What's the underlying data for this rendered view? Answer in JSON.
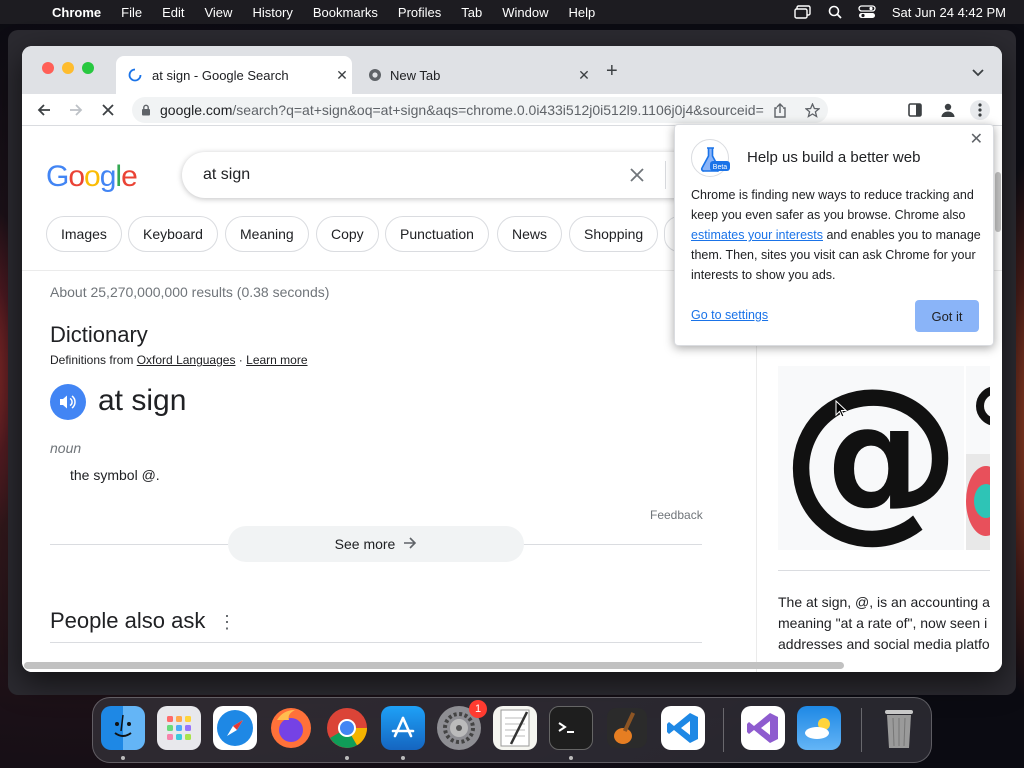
{
  "menubar": {
    "app": "Chrome",
    "items": [
      "File",
      "Edit",
      "View",
      "History",
      "Bookmarks",
      "Profiles",
      "Tab",
      "Window",
      "Help"
    ],
    "datetime": "Sat Jun 24  4:42 PM"
  },
  "tabs": [
    {
      "label": "at sign - Google Search",
      "active": true
    },
    {
      "label": "New Tab",
      "active": false
    }
  ],
  "omnibox": {
    "host": "google.com",
    "path": "/search?q=at+sign&oq=at+sign&aqs=chrome.0.0i433i512j0i512l9.1106j0j4&sourceid=..."
  },
  "search": {
    "logo": "Google",
    "query": "at sign",
    "chips": [
      "Images",
      "Keyboard",
      "Meaning",
      "Copy",
      "Punctuation",
      "News",
      "Shopping"
    ]
  },
  "results": {
    "stats": "About 25,270,000,000 results (0.38 seconds)",
    "dictionary_title": "Dictionary",
    "defs_prefix": "Definitions from",
    "defs_source": "Oxford Languages",
    "defs_sep": " · ",
    "learn_more": "Learn more",
    "word": "at sign",
    "part_of_speech": "noun",
    "meaning": "the symbol @.",
    "feedback": "Feedback",
    "see_more": "See more",
    "people_also_ask": "People also ask"
  },
  "knowledge_panel": {
    "image_symbol": "@",
    "text_lines": [
      "The at sign, @, is an accounting a",
      "meaning \"at a rate of\", now seen i",
      "addresses and social media platfo"
    ]
  },
  "popup": {
    "badge": "Beta",
    "title": "Help us build a better web",
    "body_1": "Chrome is finding new ways to reduce tracking and keep you even safer as you browse. Chrome also ",
    "body_link": "estimates your interests",
    "body_2": " and enables you to manage them. Then, sites you visit can ask Chrome for your interests to show you ads.",
    "settings_link": "Go to settings",
    "got_it": "Got it"
  },
  "dock": {
    "apps": [
      "finder",
      "launchpad",
      "safari",
      "firefox",
      "chrome",
      "app-store",
      "system-settings",
      "textedit",
      "terminal",
      "garageband",
      "vscode",
      "visual-studio",
      "weather",
      "trash"
    ],
    "system_settings_badge": "1"
  },
  "colors": {
    "google_blue": "#4285f4",
    "google_red": "#ea4335",
    "google_yellow": "#fbbc05",
    "google_green": "#34a853",
    "link": "#1a73e8",
    "button_bg": "#8ab4f8"
  }
}
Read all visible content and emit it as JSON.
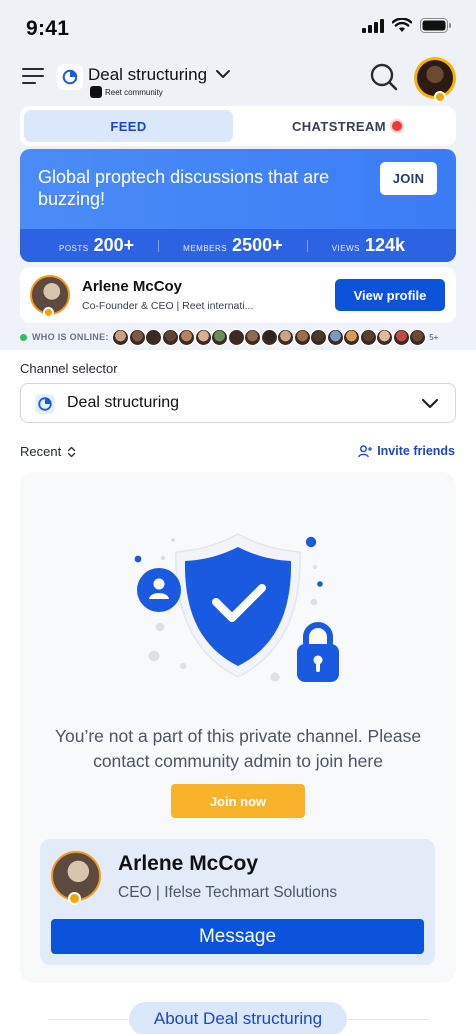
{
  "status_bar": {
    "time": "9:41"
  },
  "header": {
    "channel_name": "Deal structuring",
    "community_name": "Reet community",
    "icons": [
      "menu-icon",
      "channel-logo-icon",
      "chevron-down-icon",
      "search-icon",
      "avatar"
    ]
  },
  "tabs": [
    {
      "label": "FEED",
      "active": true
    },
    {
      "label": "CHATSTREAM",
      "active": false,
      "live_indicator_color": "#f03838"
    }
  ],
  "banner": {
    "headline": "Global proptech discussions that are buzzing!",
    "join_label": "JOIN",
    "stats": [
      {
        "label": "POSTS",
        "value": "200+"
      },
      {
        "label": "MEMBERS",
        "value": "2500+"
      },
      {
        "label": "VIEWS",
        "value": "124k"
      }
    ]
  },
  "profile_card": {
    "name": "Arlene McCoy",
    "role": "Co-Founder & CEO | Reet internati...",
    "button_label": "View profile"
  },
  "online": {
    "label": "WHO IS ONLINE:",
    "more": "5+",
    "face_colors": [
      "#c9a083",
      "#7a5a44",
      "#3b2b22",
      "#5f4536",
      "#b78461",
      "#d5b092",
      "#6b8f5a",
      "#3d2a20",
      "#8d6a52",
      "#2c2420",
      "#caa58c",
      "#a06c4a",
      "#4a3a30",
      "#7a9cc2",
      "#d99a5a",
      "#5a4032",
      "#e3b89a",
      "#c44b4b",
      "#6a4a38"
    ]
  },
  "channel_selector": {
    "label": "Channel selector",
    "value": "Deal structuring"
  },
  "list_controls": {
    "sort_label": "Recent",
    "invite_label": "Invite friends"
  },
  "private_notice": {
    "message": "You’re not a part of this private channel. Please contact community admin to join here",
    "join_label": "Join now"
  },
  "admin_card": {
    "name": "Arlene McCoy",
    "role": "CEO | Ifelse Techmart Solutions",
    "button_label": "Message"
  },
  "about": {
    "label": "About Deal structuring"
  },
  "colors": {
    "primary": "#0c53dc",
    "banner": "#3b7cf5",
    "accent_yellow": "#f8b32a",
    "online_green": "#22c55e"
  }
}
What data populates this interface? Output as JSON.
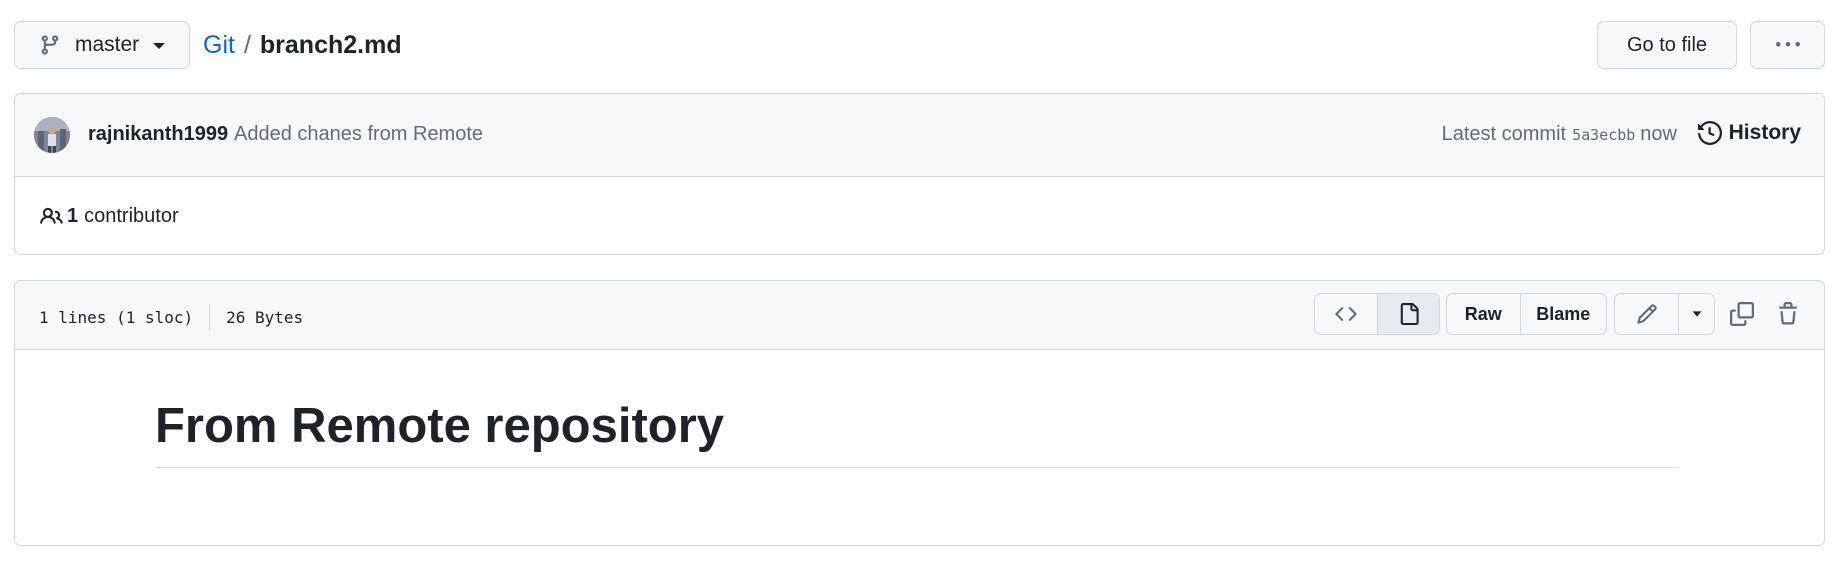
{
  "topbar": {
    "branch": "master",
    "repo": "Git",
    "separator": "/",
    "file": "branch2.md",
    "goto_file": "Go to file"
  },
  "commit": {
    "author": "rajnikanth1999",
    "message": "Added chanes from Remote",
    "latest_label": "Latest commit",
    "sha": "5a3ecbb",
    "time": "now",
    "history": "History"
  },
  "contributors": {
    "count": "1",
    "label": "contributor"
  },
  "file": {
    "lines": "1 lines (1 sloc)",
    "size": "26 Bytes",
    "raw": "Raw",
    "blame": "Blame"
  },
  "content": {
    "heading": "From Remote repository"
  },
  "colors": {
    "link": "#0969da",
    "muted": "#636c76",
    "border": "#d0d7de",
    "header_bg": "#f6f8fa"
  }
}
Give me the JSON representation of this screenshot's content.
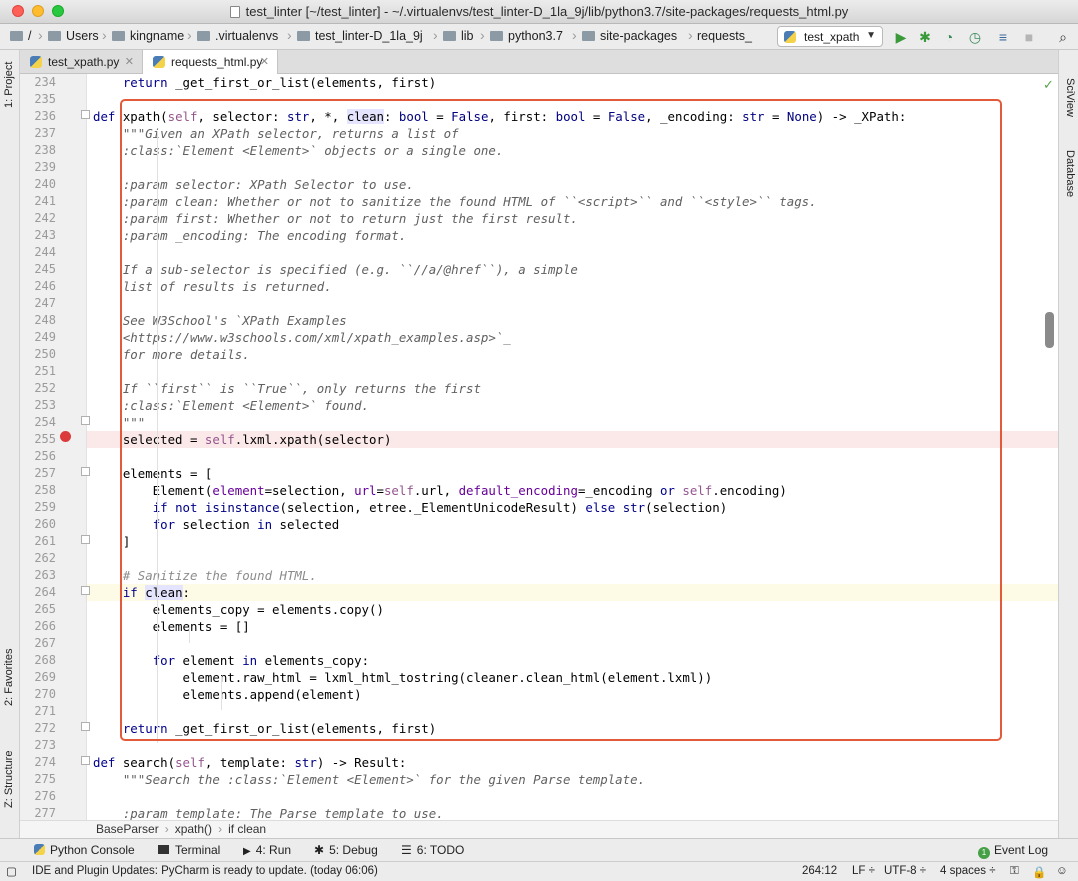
{
  "window": {
    "title": "test_linter [~/test_linter] - ~/.virtualenvs/test_linter-D_1la_9j/lib/python3.7/site-packages/requests_html.py"
  },
  "navbar": {
    "crumbs": [
      "/",
      "Users",
      "kingname",
      ".virtualenvs",
      "test_linter-D_1la_9j",
      "lib",
      "python3.7",
      "site-packages",
      "requests_"
    ],
    "run_config": "test_xpath"
  },
  "side": {
    "left_top": "1: Project",
    "left_fav": "2: Favorites",
    "left_struct": "Z: Structure",
    "right_top": "SciView",
    "right_db": "Database"
  },
  "tabs": [
    {
      "label": "test_xpath.py"
    },
    {
      "label": "requests_html.py"
    }
  ],
  "line_numbers": [
    "234",
    "235",
    "236",
    "237",
    "238",
    "239",
    "240",
    "241",
    "242",
    "243",
    "244",
    "245",
    "246",
    "247",
    "248",
    "249",
    "250",
    "251",
    "252",
    "253",
    "254",
    "255",
    "256",
    "257",
    "258",
    "259",
    "260",
    "261",
    "262",
    "263",
    "264",
    "265",
    "266",
    "267",
    "268",
    "269",
    "270",
    "271",
    "272",
    "273",
    "274",
    "275",
    "276",
    "277"
  ],
  "code": [
    "    return _get_first_or_list(elements, first)",
    "",
    "def xpath(self, selector: str, *, clean: bool = False, first: bool = False, _encoding: str = None) -> _XPath:",
    "    \"\"\"Given an XPath selector, returns a list of",
    "    :class:`Element <Element>` objects or a single one.",
    "",
    "    :param selector: XPath Selector to use.",
    "    :param clean: Whether or not to sanitize the found HTML of ``<script>`` and ``<style>`` tags.",
    "    :param first: Whether or not to return just the first result.",
    "    :param _encoding: The encoding format.",
    "",
    "    If a sub-selector is specified (e.g. ``//a/@href``), a simple",
    "    list of results is returned.",
    "",
    "    See W3School's `XPath Examples",
    "    <https://www.w3schools.com/xml/xpath_examples.asp>`_",
    "    for more details.",
    "",
    "    If ``first`` is ``True``, only returns the first",
    "    :class:`Element <Element>` found.",
    "    \"\"\"",
    "    selected = self.lxml.xpath(selector)",
    "",
    "    elements = [",
    "        Element(element=selection, url=self.url, default_encoding=_encoding or self.encoding)",
    "        if not isinstance(selection, etree._ElementUnicodeResult) else str(selection)",
    "        for selection in selected",
    "    ]",
    "",
    "    # Sanitize the found HTML.",
    "    if clean:",
    "        elements_copy = elements.copy()",
    "        elements = []",
    "",
    "        for element in elements_copy:",
    "            element.raw_html = lxml_html_tostring(cleaner.clean_html(element.lxml))",
    "            elements.append(element)",
    "",
    "    return _get_first_or_list(elements, first)",
    "",
    "def search(self, template: str) -> Result:",
    "    \"\"\"Search the :class:`Element <Element>` for the given Parse template.",
    "",
    "    :param template: The Parse template to use."
  ],
  "breadcrumb": {
    "items": [
      "BaseParser",
      "xpath()",
      "if clean"
    ]
  },
  "toolwindows": [
    "Python Console",
    "Terminal",
    "4: Run",
    "5: Debug",
    "6: TODO",
    "Event Log"
  ],
  "status": {
    "message": "IDE and Plugin Updates: PyCharm is ready to update. (today 06:06)",
    "position": "264:12",
    "line_sep": "LF",
    "encoding": "UTF-8",
    "indent": "4 spaces"
  },
  "colors": {
    "keyword": "#00008b",
    "self": "#94558d",
    "docstring": "#606060",
    "breakpoint": "#db3b3b",
    "highlight_box": "#e25a3a"
  }
}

### Stated goal
Using the records above, copy each line that contains "content".

### Reply
Read all visible content and emit it as JSON.
  "content": {
Give me the JSON representation of this screenshot's content.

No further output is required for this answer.